▶ _REQUIRED TASK_:
Can you rewrite every line of the items below as one numbered list, leaving out any blank lines?

-*-*-

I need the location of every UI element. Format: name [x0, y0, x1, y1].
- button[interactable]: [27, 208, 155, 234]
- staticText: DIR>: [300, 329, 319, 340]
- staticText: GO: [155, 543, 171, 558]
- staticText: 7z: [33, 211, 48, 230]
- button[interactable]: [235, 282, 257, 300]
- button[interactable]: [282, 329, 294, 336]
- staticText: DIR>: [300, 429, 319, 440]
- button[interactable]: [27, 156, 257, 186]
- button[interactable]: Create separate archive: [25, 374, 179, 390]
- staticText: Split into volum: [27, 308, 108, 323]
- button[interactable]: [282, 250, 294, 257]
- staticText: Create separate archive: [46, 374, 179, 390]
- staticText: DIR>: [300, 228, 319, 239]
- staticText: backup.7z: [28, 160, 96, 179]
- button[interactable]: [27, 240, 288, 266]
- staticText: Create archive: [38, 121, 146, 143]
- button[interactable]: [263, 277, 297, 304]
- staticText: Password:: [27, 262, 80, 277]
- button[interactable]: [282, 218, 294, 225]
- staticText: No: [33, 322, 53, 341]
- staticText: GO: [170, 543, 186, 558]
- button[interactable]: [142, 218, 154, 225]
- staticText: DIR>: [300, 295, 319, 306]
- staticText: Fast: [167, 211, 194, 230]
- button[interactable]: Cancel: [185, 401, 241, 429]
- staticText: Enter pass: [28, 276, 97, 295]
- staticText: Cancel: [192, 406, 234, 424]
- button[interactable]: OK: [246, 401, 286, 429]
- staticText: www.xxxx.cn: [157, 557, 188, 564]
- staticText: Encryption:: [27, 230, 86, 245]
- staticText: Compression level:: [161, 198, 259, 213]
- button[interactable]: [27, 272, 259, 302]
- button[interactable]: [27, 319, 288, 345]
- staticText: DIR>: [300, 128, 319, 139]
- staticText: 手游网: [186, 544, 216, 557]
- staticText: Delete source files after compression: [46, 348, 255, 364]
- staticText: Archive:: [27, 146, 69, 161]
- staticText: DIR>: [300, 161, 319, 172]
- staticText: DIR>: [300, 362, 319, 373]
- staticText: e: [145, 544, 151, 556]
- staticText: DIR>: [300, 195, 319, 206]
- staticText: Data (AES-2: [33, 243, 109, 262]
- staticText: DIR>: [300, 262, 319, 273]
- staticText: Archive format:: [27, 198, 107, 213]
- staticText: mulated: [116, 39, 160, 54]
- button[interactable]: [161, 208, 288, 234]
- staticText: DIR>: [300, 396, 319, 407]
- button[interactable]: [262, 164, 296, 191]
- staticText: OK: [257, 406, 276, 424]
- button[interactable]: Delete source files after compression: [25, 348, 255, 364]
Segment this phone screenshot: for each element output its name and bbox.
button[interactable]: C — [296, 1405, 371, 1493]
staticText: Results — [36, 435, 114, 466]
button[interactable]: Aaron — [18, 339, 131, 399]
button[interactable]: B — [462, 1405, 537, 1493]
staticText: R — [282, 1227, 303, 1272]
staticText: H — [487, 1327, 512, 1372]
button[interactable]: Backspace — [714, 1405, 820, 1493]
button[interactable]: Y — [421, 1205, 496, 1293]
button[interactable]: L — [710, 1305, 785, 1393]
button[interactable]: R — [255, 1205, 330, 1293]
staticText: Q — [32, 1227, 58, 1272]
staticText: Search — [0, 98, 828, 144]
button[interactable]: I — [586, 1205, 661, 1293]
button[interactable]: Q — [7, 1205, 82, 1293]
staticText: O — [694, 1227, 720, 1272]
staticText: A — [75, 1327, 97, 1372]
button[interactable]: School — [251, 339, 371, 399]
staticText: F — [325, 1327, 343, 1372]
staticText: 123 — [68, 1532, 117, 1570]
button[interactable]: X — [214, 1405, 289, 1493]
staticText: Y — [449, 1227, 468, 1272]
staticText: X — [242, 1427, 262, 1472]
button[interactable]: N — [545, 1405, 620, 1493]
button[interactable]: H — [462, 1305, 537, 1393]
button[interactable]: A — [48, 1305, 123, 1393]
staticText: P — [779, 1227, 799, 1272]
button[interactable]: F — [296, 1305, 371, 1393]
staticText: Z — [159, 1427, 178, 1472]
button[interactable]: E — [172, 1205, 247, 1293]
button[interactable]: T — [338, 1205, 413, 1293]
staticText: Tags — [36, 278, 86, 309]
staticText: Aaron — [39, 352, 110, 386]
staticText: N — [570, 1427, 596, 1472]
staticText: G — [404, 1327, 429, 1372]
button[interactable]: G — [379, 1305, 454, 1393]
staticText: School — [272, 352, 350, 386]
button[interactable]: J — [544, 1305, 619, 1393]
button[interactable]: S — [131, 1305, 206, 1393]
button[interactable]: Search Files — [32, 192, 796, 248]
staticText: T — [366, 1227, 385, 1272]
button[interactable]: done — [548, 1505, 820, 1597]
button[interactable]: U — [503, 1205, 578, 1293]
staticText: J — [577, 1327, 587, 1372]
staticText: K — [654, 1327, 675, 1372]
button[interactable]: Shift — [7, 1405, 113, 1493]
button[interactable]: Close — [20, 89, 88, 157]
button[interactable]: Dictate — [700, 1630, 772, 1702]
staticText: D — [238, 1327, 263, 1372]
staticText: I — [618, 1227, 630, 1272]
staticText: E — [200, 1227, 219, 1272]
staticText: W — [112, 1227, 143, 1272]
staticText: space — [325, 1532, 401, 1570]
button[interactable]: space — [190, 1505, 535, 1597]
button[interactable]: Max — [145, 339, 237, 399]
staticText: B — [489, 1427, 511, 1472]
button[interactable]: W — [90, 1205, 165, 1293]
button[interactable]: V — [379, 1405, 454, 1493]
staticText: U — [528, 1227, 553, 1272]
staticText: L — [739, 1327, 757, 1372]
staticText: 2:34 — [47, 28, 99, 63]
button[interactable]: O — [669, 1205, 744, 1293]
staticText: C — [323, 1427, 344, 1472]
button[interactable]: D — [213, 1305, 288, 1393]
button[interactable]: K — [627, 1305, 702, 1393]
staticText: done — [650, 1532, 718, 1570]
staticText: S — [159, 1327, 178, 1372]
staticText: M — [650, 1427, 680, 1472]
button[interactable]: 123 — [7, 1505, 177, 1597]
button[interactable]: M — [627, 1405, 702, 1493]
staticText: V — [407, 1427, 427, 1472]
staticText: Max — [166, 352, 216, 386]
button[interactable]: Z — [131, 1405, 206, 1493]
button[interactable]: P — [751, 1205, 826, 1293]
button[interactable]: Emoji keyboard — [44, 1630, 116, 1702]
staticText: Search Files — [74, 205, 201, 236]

-*-*-

▶ _THE SOLUTION_:
1. I need the location of every UI element. Format: name [x0, y0, x1, y1].
2. - button[interactable]: [27, 208, 155, 234]
3. - staticText: DIR>: [300, 329, 319, 340]
4. - staticText: GO: [155, 543, 171, 558]
5. - staticText: 7z: [33, 211, 48, 230]
6. - button[interactable]: [235, 282, 257, 300]
7. - button[interactable]: [282, 329, 294, 336]
8. - staticText: DIR>: [300, 429, 319, 440]
9. - button[interactable]: [27, 156, 257, 186]
10. - button[interactable]: Create separate archive: [25, 374, 179, 390]
11. - staticText: Split into volum: [27, 308, 108, 323]
12. - button[interactable]: [282, 250, 294, 257]
13. - staticText: Create separate archive: [46, 374, 179, 390]
14. - staticText: DIR>: [300, 228, 319, 239]
15. - staticText: backup.7z: [28, 160, 96, 179]
16. - button[interactable]: [27, 240, 288, 266]
17. - staticText: Create archive: [38, 121, 146, 143]
18. - button[interactable]: [263, 277, 297, 304]
19. - staticText: Password:: [27, 262, 80, 277]
20. - button[interactable]: [282, 218, 294, 225]
21. - staticText: No: [33, 322, 53, 341]
22. - staticText: GO: [170, 543, 186, 558]
23. - button[interactable]: [142, 218, 154, 225]
24. - staticText: DIR>: [300, 295, 319, 306]
25. - staticText: Fast: [167, 211, 194, 230]
26. - button[interactable]: Cancel: [185, 401, 241, 429]
27. - staticText: Enter pass: [28, 276, 97, 295]
28. - staticText: Cancel: [192, 406, 234, 424]
29. - button[interactable]: OK: [246, 401, 286, 429]
30. - staticText: www.xxxx.cn: [157, 557, 188, 564]
31. - staticText: Encryption:: [27, 230, 86, 245]
32. - staticText: Compression level:: [161, 198, 259, 213]
33. - button[interactable]: [27, 272, 259, 302]
34. - button[interactable]: [27, 319, 288, 345]
35. - staticText: DIR>: [300, 128, 319, 139]
36. - staticText: 手游网: [186, 544, 216, 557]
37. - staticText: Delete source files after compression: [46, 348, 255, 364]
38. - staticText: Archive:: [27, 146, 69, 161]
39. - staticText: DIR>: [300, 161, 319, 172]
40. - staticText: DIR>: [300, 362, 319, 373]
41. - staticText: e: [145, 544, 151, 556]
42. - staticText: DIR>: [300, 195, 319, 206]
43. - staticText: Data (AES-2: [33, 243, 109, 262]
44. - staticText: DIR>: [300, 262, 319, 273]
45. - staticText: Archive format:: [27, 198, 107, 213]
46. - staticText: mulated: [116, 39, 160, 54]
47. - button[interactable]: [161, 208, 288, 234]
48. - staticText: DIR>: [300, 396, 319, 407]
49. - button[interactable]: [262, 164, 296, 191]
50. - staticText: OK: [257, 406, 276, 424]
51. - button[interactable]: Delete source files after compression: [25, 348, 255, 364]
52. Segment this phone screenshot: for each element output its name and bbox.
53. button[interactable]: C — [296, 1405, 371, 1493]
54. staticText: Results — [36, 435, 114, 466]
55. button[interactable]: Aaron — [18, 339, 131, 399]
56. button[interactable]: B — [462, 1405, 537, 1493]
57. staticText: R — [282, 1227, 303, 1272]
58. staticText: H — [487, 1327, 512, 1372]
59. button[interactable]: Backspace — [714, 1405, 820, 1493]
60. button[interactable]: Y — [421, 1205, 496, 1293]
61. button[interactable]: L — [710, 1305, 785, 1393]
62. button[interactable]: R — [255, 1205, 330, 1293]
63. staticText: Q — [32, 1227, 58, 1272]
64. staticText: Search — [0, 98, 828, 144]
65. button[interactable]: I — [586, 1205, 661, 1293]
66. button[interactable]: Q — [7, 1205, 82, 1293]
67. staticText: O — [694, 1227, 720, 1272]
68. staticText: A — [75, 1327, 97, 1372]
69. button[interactable]: School — [251, 339, 371, 399]
70. staticText: F — [325, 1327, 343, 1372]
71. staticText: 123 — [68, 1532, 117, 1570]
72. button[interactable]: X — [214, 1405, 289, 1493]
73. staticText: Y — [449, 1227, 468, 1272]
74. staticText: X — [242, 1427, 262, 1472]
75. button[interactable]: N — [545, 1405, 620, 1493]
76. button[interactable]: H — [462, 1305, 537, 1393]
77. button[interactable]: A — [48, 1305, 123, 1393]
78. staticText: P — [779, 1227, 799, 1272]
79. button[interactable]: F — [296, 1305, 371, 1393]
80. staticText: Z — [159, 1427, 178, 1472]
81. button[interactable]: E — [172, 1205, 247, 1293]
82. button[interactable]: T — [338, 1205, 413, 1293]
83. staticText: Tags — [36, 278, 86, 309]
84. staticText: Aaron — [39, 352, 110, 386]
85. staticText: N — [570, 1427, 596, 1472]
86. staticText: G — [404, 1327, 429, 1372]
87. button[interactable]: G — [379, 1305, 454, 1393]
88. staticText: School — [272, 352, 350, 386]
89. button[interactable]: J — [544, 1305, 619, 1393]
90. button[interactable]: S — [131, 1305, 206, 1393]
91. button[interactable]: Search Files — [32, 192, 796, 248]
92. staticText: T — [366, 1227, 385, 1272]
93. button[interactable]: done — [548, 1505, 820, 1597]
94. button[interactable]: U — [503, 1205, 578, 1293]
95. staticText: J — [577, 1327, 587, 1372]
96. staticText: K — [654, 1327, 675, 1372]
97. button[interactable]: Shift — [7, 1405, 113, 1493]
98. button[interactable]: Close — [20, 89, 88, 157]
99. button[interactable]: Dictate — [700, 1630, 772, 1702]
100. staticText: D — [238, 1327, 263, 1372]
101. staticText: I — [618, 1227, 630, 1272]
102. staticText: E — [200, 1227, 219, 1272]
103. staticText: W — [112, 1227, 143, 1272]
104. staticText: space — [325, 1532, 401, 1570]
105. button[interactable]: space — [190, 1505, 535, 1597]
106. button[interactable]: Max — [145, 339, 237, 399]
107. staticText: B — [489, 1427, 511, 1472]
108. button[interactable]: W — [90, 1205, 165, 1293]
109. button[interactable]: V — [379, 1405, 454, 1493]
110. staticText: U — [528, 1227, 553, 1272]
111. staticText: L — [739, 1327, 757, 1372]
112. staticText: 2:34 — [47, 28, 99, 63]
113. button[interactable]: O — [669, 1205, 744, 1293]
114. staticText: C — [323, 1427, 344, 1472]
115. button[interactable]: D — [213, 1305, 288, 1393]
116. button[interactable]: K — [627, 1305, 702, 1393]
117. staticText: done — [650, 1532, 718, 1570]
118. staticText: S — [159, 1327, 178, 1372]
119. staticText: M — [650, 1427, 680, 1472]
120. button[interactable]: 123 — [7, 1505, 177, 1597]
121. button[interactable]: M — [627, 1405, 702, 1493]
122. staticText: V — [407, 1427, 427, 1472]
123. staticText: Max — [166, 352, 216, 386]
124. button[interactable]: Z — [131, 1405, 206, 1493]
125. button[interactable]: P — [751, 1205, 826, 1293]
126. button[interactable]: Emoji keyboard — [44, 1630, 116, 1702]
127. staticText: Search Files — [74, 205, 201, 236]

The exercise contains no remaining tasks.